Problem to solve:
Count the lines in the listing below that contain the string "health", and reply with that number only.

Raw data:
+ + +

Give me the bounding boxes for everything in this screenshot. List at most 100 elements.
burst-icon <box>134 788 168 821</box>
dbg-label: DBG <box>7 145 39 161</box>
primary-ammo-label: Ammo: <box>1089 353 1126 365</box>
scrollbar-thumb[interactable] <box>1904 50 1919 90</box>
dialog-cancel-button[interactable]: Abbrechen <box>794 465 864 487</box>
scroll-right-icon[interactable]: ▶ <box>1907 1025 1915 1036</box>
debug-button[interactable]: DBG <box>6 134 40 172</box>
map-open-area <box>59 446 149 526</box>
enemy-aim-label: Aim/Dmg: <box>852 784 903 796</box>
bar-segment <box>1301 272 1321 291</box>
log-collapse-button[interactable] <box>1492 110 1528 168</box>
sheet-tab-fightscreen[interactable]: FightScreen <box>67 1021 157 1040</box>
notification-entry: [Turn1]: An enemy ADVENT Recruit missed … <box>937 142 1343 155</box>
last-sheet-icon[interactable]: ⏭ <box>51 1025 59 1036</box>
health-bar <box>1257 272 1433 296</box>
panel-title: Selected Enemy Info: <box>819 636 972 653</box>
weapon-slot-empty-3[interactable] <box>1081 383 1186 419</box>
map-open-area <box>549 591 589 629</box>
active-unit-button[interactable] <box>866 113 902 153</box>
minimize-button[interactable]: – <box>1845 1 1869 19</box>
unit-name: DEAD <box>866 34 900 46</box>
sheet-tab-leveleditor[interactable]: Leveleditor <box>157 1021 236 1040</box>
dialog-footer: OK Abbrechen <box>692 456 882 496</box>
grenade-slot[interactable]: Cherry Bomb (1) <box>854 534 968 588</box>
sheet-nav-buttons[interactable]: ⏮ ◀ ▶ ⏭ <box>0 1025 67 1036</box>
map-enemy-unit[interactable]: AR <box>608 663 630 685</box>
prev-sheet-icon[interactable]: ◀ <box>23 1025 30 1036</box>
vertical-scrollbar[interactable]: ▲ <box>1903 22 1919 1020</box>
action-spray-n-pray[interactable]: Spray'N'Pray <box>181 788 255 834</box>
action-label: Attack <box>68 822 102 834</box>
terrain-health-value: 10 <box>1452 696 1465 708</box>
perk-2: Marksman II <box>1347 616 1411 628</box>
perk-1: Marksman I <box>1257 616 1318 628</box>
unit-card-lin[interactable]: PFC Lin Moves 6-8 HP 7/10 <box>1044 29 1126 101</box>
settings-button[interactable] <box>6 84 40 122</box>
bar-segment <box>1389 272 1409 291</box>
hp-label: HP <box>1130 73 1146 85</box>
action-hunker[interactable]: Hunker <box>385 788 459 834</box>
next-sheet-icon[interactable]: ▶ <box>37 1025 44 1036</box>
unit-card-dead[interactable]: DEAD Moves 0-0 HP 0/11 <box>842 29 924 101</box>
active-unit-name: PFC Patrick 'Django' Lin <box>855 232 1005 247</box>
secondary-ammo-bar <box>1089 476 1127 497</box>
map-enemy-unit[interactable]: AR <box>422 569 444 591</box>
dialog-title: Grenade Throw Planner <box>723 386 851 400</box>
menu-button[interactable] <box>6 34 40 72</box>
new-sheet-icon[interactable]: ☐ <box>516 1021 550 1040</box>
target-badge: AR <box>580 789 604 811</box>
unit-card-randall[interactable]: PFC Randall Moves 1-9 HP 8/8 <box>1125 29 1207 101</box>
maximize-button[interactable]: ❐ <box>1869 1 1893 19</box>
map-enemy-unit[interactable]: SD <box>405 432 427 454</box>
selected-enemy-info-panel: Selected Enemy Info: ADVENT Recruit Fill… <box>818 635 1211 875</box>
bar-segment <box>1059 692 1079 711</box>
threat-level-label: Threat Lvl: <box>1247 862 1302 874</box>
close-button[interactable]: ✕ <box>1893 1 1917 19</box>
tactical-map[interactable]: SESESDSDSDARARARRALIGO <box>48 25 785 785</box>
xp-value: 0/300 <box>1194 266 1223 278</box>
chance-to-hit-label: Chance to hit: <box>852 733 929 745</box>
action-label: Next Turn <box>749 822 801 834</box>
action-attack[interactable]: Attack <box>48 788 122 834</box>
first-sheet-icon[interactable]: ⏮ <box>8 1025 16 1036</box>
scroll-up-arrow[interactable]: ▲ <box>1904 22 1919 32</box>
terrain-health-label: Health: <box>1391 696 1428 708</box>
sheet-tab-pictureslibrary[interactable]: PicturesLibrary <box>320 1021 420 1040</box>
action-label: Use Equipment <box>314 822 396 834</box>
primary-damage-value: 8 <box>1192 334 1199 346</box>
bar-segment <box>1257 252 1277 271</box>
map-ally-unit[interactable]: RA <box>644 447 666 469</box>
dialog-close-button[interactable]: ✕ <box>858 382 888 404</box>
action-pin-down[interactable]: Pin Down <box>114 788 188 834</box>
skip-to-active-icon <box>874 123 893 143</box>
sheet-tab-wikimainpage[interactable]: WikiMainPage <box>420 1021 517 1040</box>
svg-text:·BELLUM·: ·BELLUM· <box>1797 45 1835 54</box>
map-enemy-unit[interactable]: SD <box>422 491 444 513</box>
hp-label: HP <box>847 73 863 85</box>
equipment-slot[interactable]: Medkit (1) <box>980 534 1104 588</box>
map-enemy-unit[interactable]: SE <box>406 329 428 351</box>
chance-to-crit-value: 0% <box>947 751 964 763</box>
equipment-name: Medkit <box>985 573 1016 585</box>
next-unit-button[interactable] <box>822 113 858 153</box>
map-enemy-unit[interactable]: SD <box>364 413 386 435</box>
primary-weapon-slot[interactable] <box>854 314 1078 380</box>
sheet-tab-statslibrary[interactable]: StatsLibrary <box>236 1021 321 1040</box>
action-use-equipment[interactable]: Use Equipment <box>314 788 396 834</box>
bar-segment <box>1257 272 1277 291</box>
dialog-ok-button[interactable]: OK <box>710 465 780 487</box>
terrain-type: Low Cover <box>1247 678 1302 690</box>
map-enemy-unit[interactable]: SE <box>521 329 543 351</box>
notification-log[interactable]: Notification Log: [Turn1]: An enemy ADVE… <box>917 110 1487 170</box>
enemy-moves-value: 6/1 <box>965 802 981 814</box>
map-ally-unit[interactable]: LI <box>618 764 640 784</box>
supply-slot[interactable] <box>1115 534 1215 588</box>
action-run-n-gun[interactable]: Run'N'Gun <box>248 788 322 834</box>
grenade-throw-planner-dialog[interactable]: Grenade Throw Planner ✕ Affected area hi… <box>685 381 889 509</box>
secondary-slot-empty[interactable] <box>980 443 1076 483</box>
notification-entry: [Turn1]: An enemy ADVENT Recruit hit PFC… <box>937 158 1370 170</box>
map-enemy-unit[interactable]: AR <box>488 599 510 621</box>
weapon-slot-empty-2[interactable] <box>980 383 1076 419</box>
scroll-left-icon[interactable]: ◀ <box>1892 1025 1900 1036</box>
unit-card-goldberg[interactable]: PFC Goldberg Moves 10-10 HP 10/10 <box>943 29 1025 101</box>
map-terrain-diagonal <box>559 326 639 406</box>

+ + +

Exercise result:
3